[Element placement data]
------------------------
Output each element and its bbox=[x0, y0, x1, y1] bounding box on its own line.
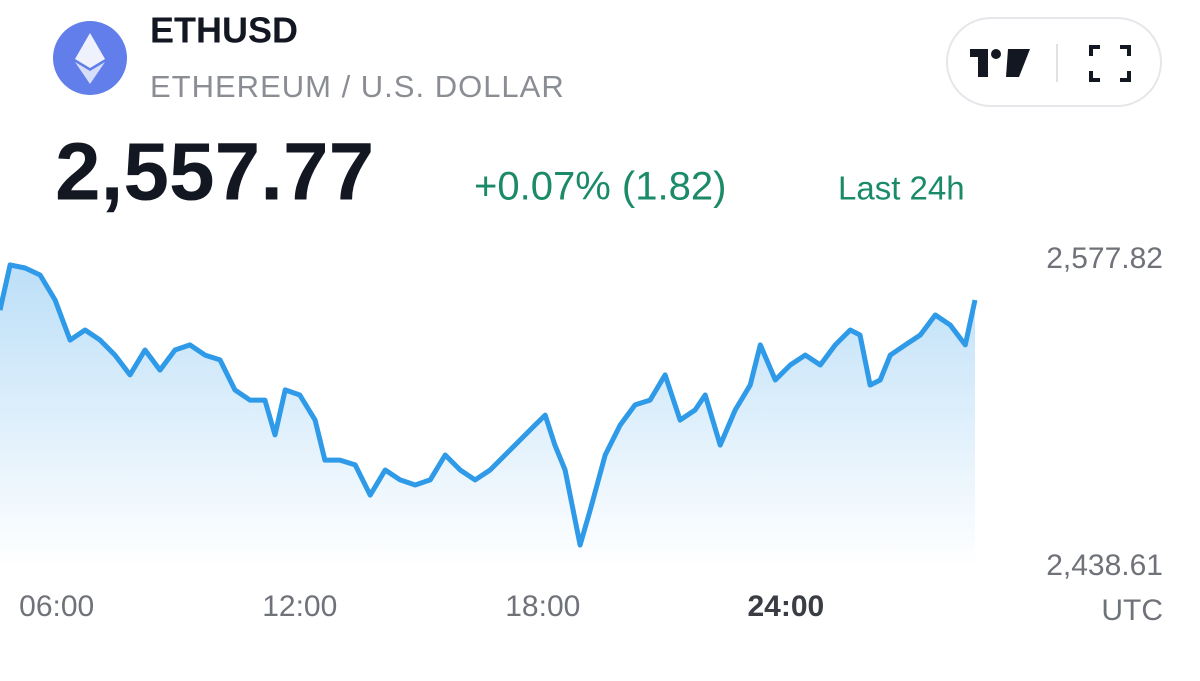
instrument-name: ETHEREUM / U.S. DOLLAR bbox=[150, 69, 565, 104]
x-tick-label: 06:00 bbox=[19, 590, 94, 623]
y-tick-label: 2,577.82 bbox=[1046, 242, 1163, 275]
time-zone: UTC bbox=[1101, 594, 1163, 627]
tradingview-button[interactable] bbox=[970, 49, 1030, 77]
y-tick-label: 2,438.61 bbox=[1046, 549, 1163, 582]
last-price: 2,557.77 bbox=[55, 127, 374, 218]
x-tick-label: 24:00 bbox=[747, 590, 824, 623]
toolbar-pill bbox=[946, 17, 1162, 107]
toolbar bbox=[946, 17, 1162, 107]
eth-logo bbox=[53, 21, 127, 95]
change-period: Last 24h bbox=[838, 170, 965, 207]
symbol: ETHUSD bbox=[150, 10, 298, 51]
x-tick-label: 18:00 bbox=[505, 590, 580, 623]
price-line bbox=[0, 262, 978, 548]
x-tick-label: 12:00 bbox=[262, 590, 337, 623]
price-area bbox=[0, 264, 975, 567]
price-chart: 2,577.82 2,438.61 06:00 12:00 18:00 24:00 bbox=[0, 242, 1163, 623]
price-change: +0.07% (1.82) bbox=[474, 165, 726, 209]
fullscreen-button[interactable] bbox=[1089, 45, 1131, 82]
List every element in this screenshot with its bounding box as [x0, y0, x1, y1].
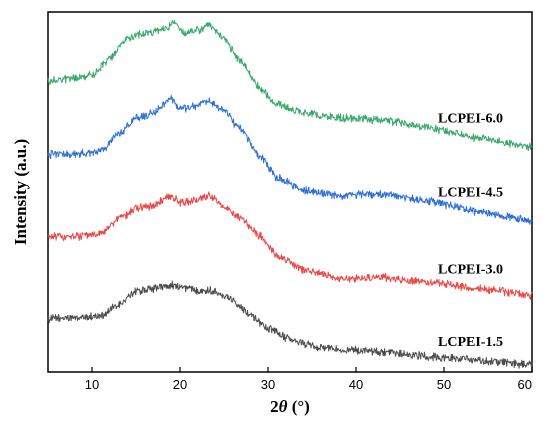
x-tick-label: 30: [261, 377, 275, 392]
x-tick-label: 10: [85, 377, 99, 392]
plot-frame: [47, 11, 533, 373]
x-axis-title: 2θ (°): [270, 397, 310, 416]
x-tick-label: 20: [173, 377, 187, 392]
series-line-lcpei-6.0: [47, 19, 533, 152]
series-labels: LCPEI-1.5 LCPEI-3.0 LCPEI-4.5 LCPEI-6.0: [438, 112, 503, 350]
x-tick-label: 60: [518, 377, 532, 392]
series-lines: [47, 19, 533, 369]
y-axis-title: Intensity (a.u.): [11, 139, 30, 245]
x-tick-label: 40: [349, 377, 363, 392]
series-line-lcpei-4.5: [47, 94, 533, 225]
series-line-lcpei-1.5: [47, 280, 533, 369]
series-line-lcpei-3.0: [47, 191, 533, 300]
plot-border: [47, 11, 533, 373]
x-tick-label: 50: [437, 377, 451, 392]
series-label-lcpei-1.5: LCPEI-1.5: [438, 335, 503, 350]
series-label-lcpei-3.0: LCPEI-3.0: [438, 263, 503, 278]
x-axis-ticks: 10 20 30 40 50 60: [85, 367, 533, 392]
series-label-lcpei-6.0: LCPEI-6.0: [438, 112, 503, 127]
series-label-lcpei-4.5: LCPEI-4.5: [438, 186, 503, 201]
------------------------
* _PROBLEM DESCRIPTION_:
Return every line of the items above verbatim, leaving out the picture lines.

* _COMPLETE RESPONSE_:
Output each element and its bbox=[x0, y0, x1, y1] bounding box on its own line.
instrument-name: ETHEREUM / U.S. DOLLAR bbox=[150, 69, 565, 104]
x-tick-label: 06:00 bbox=[19, 590, 94, 623]
y-tick-label: 2,577.82 bbox=[1046, 242, 1163, 275]
time-zone: UTC bbox=[1101, 594, 1163, 627]
tradingview-button[interactable] bbox=[970, 49, 1030, 77]
y-tick-label: 2,438.61 bbox=[1046, 549, 1163, 582]
last-price: 2,557.77 bbox=[55, 127, 374, 218]
x-tick-label: 24:00 bbox=[747, 590, 824, 623]
toolbar-pill bbox=[946, 17, 1162, 107]
toolbar bbox=[946, 17, 1162, 107]
eth-logo bbox=[53, 21, 127, 95]
change-period: Last 24h bbox=[838, 170, 965, 207]
symbol: ETHUSD bbox=[150, 10, 298, 51]
x-tick-label: 18:00 bbox=[505, 590, 580, 623]
price-line bbox=[0, 262, 978, 548]
x-tick-label: 12:00 bbox=[262, 590, 337, 623]
price-area bbox=[0, 264, 975, 567]
price-chart: 2,577.82 2,438.61 06:00 12:00 18:00 24:00 bbox=[0, 242, 1163, 623]
price-change: +0.07% (1.82) bbox=[474, 165, 726, 209]
fullscreen-button[interactable] bbox=[1089, 45, 1131, 82]
List every element in this screenshot with its bounding box as [x0, y0, x1, y1].
x-tick-label: 30: [261, 377, 275, 392]
x-tick-label: 10: [85, 377, 99, 392]
plot-frame: [47, 11, 533, 373]
x-axis-title: 2θ (°): [270, 397, 310, 416]
x-tick-label: 20: [173, 377, 187, 392]
series-line-lcpei-6.0: [47, 19, 533, 152]
series-labels: LCPEI-1.5 LCPEI-3.0 LCPEI-4.5 LCPEI-6.0: [438, 112, 503, 350]
x-tick-label: 60: [518, 377, 532, 392]
series-lines: [47, 19, 533, 369]
y-axis-title: Intensity (a.u.): [11, 139, 30, 245]
x-tick-label: 40: [349, 377, 363, 392]
series-line-lcpei-4.5: [47, 94, 533, 225]
series-line-lcpei-1.5: [47, 280, 533, 369]
series-line-lcpei-3.0: [47, 191, 533, 300]
plot-border: [47, 11, 533, 373]
x-tick-label: 50: [437, 377, 451, 392]
series-label-lcpei-1.5: LCPEI-1.5: [438, 335, 503, 350]
series-label-lcpei-3.0: LCPEI-3.0: [438, 263, 503, 278]
x-axis-ticks: 10 20 30 40 50 60: [85, 367, 533, 392]
series-label-lcpei-6.0: LCPEI-6.0: [438, 112, 503, 127]
series-label-lcpei-4.5: LCPEI-4.5: [438, 186, 503, 201]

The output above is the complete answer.